┌────────

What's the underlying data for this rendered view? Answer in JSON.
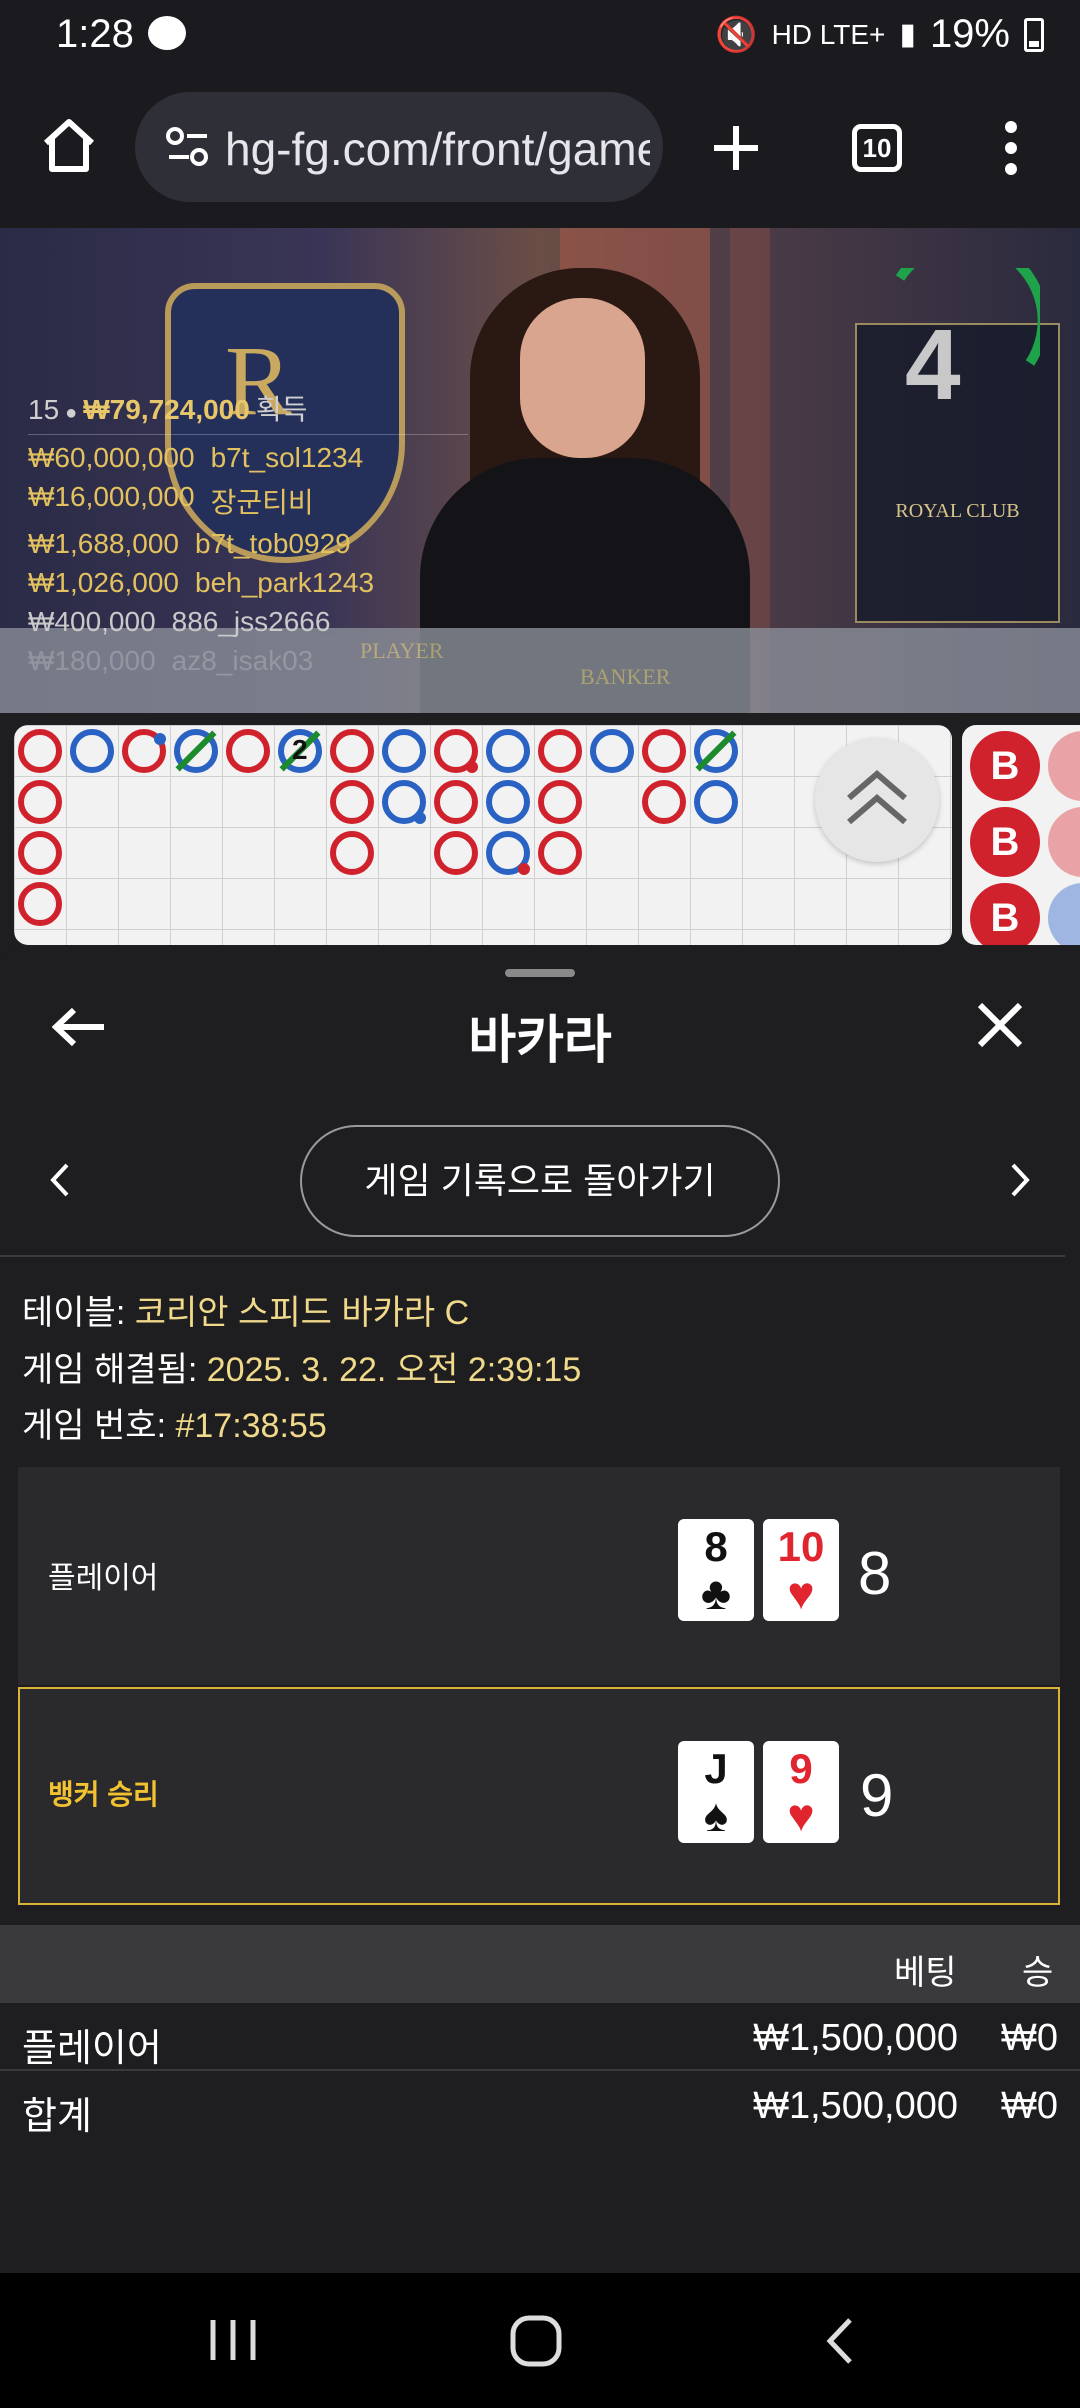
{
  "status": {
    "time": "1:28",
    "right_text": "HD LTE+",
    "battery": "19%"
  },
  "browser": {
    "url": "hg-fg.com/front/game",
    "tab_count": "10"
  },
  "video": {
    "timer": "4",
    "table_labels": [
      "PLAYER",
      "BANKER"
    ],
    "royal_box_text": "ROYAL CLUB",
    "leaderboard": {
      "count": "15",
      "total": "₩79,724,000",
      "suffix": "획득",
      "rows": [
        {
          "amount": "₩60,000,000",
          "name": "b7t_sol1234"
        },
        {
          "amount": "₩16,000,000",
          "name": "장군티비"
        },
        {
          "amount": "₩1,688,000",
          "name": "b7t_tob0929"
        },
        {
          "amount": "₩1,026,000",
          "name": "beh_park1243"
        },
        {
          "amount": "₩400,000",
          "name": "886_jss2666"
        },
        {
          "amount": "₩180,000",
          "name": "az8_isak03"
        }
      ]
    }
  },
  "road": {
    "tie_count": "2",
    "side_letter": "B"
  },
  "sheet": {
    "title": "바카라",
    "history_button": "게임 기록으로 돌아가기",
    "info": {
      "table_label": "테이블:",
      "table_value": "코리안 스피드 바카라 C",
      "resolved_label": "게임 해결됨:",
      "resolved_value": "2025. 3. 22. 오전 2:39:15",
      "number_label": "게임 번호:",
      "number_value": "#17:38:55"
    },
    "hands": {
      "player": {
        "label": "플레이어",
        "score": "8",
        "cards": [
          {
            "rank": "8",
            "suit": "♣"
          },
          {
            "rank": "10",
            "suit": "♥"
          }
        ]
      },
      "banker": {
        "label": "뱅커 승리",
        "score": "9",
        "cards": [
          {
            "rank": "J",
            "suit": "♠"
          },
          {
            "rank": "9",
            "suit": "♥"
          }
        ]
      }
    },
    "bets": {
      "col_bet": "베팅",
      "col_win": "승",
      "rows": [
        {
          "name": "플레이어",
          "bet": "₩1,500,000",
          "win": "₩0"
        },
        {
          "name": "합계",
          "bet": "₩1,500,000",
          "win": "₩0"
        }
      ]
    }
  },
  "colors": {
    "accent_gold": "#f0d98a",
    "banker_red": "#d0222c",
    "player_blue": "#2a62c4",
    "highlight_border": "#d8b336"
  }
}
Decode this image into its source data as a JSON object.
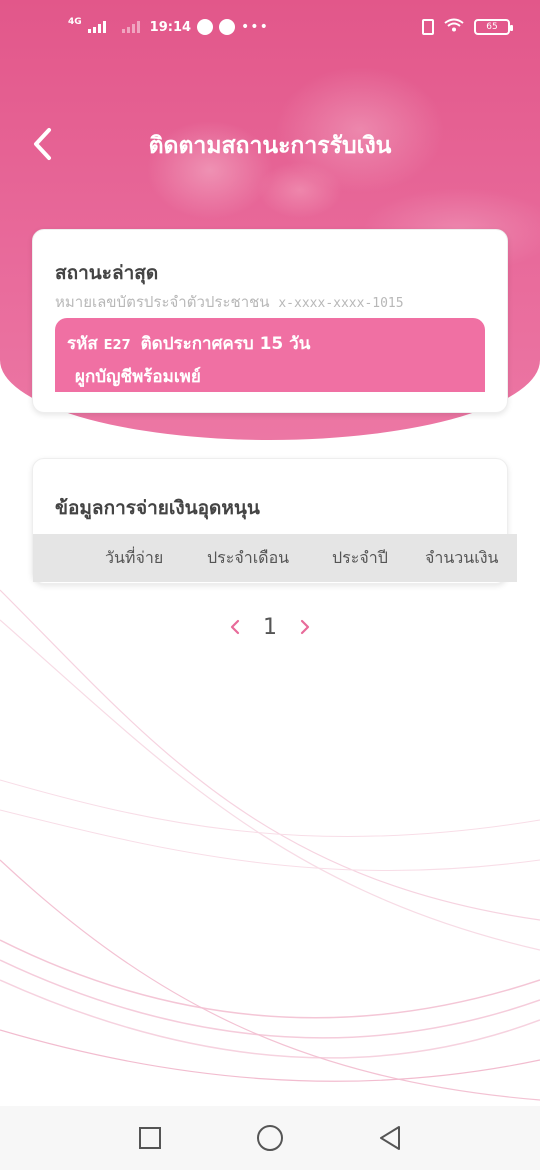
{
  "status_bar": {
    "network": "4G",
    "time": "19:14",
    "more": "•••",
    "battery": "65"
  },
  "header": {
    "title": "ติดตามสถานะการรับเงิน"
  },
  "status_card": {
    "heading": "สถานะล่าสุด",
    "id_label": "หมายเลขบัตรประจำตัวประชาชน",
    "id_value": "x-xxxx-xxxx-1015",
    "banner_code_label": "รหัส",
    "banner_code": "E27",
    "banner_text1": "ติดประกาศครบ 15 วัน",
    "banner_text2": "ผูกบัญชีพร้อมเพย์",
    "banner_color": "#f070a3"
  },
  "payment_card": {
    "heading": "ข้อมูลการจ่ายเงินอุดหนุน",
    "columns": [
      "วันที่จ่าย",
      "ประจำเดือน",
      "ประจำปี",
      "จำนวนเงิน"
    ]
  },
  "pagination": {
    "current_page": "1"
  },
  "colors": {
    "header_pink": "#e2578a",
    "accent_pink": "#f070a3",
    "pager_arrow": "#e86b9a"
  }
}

└────────
┌────────

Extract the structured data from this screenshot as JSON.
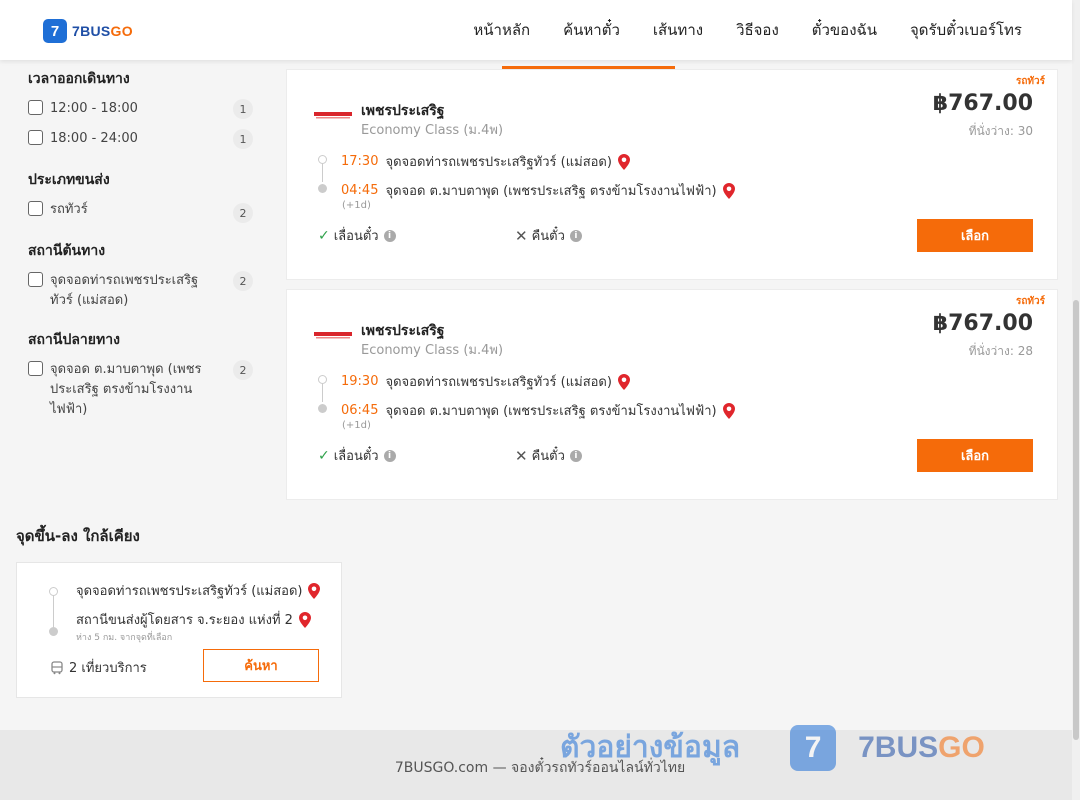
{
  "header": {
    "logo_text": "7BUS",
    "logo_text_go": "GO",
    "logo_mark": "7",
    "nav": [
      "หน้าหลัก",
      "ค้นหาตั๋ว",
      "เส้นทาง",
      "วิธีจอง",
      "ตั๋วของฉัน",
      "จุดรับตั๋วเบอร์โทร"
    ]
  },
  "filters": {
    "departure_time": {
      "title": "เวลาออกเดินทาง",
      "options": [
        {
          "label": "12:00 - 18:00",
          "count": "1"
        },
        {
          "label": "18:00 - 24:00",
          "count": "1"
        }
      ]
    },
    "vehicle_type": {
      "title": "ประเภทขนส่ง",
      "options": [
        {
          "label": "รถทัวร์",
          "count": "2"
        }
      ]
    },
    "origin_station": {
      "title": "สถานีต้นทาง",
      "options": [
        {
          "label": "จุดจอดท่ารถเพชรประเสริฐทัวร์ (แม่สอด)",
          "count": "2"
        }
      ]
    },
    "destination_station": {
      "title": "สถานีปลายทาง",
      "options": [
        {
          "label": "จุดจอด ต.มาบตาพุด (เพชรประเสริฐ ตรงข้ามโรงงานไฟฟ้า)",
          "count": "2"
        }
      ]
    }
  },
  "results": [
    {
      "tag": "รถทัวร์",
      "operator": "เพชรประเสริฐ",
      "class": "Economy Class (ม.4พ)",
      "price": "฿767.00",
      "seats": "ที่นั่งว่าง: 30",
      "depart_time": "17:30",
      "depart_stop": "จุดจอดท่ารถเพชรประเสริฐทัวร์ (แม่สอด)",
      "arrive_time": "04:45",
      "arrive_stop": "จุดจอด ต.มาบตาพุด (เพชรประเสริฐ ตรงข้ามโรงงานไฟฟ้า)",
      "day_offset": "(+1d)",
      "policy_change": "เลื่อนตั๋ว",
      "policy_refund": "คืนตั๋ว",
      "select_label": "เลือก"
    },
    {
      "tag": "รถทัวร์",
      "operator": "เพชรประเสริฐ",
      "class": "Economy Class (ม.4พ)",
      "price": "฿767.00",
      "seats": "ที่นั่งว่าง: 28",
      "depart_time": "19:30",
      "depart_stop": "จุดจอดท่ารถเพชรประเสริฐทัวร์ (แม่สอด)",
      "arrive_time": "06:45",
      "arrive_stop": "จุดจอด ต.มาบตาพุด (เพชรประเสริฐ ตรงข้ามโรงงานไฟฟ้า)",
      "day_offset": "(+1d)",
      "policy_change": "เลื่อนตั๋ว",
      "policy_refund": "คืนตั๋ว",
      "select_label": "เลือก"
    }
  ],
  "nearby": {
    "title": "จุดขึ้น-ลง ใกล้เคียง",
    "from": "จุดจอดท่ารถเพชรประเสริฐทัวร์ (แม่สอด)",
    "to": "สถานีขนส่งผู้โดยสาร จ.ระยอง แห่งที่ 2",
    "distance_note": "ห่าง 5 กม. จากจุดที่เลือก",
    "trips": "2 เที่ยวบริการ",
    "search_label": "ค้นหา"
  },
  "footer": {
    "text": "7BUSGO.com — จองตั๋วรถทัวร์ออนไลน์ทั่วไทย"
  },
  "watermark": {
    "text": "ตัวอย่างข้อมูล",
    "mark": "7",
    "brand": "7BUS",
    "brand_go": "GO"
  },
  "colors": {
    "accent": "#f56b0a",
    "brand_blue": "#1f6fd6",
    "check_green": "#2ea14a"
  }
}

└────────

- _What is needed_
Copy out every line of the data that includes the word "ดจอดท".

- _Exercise result_
          "label": "จุดจอดท่ารถเพชรประเสริฐทัวร์ (แม่สอด)",
      "depart_stop": "จุดจอดท่ารถเพชรประเสริฐทัวร์ (แม่สอด)",
      "depart_stop": "จุดจอดท่ารถเพชรประเสริฐทัวร์ (แม่สอด)",
    "from": "จุดจอดท่ารถเพชรประเสริฐทัวร์ (แม่สอด)",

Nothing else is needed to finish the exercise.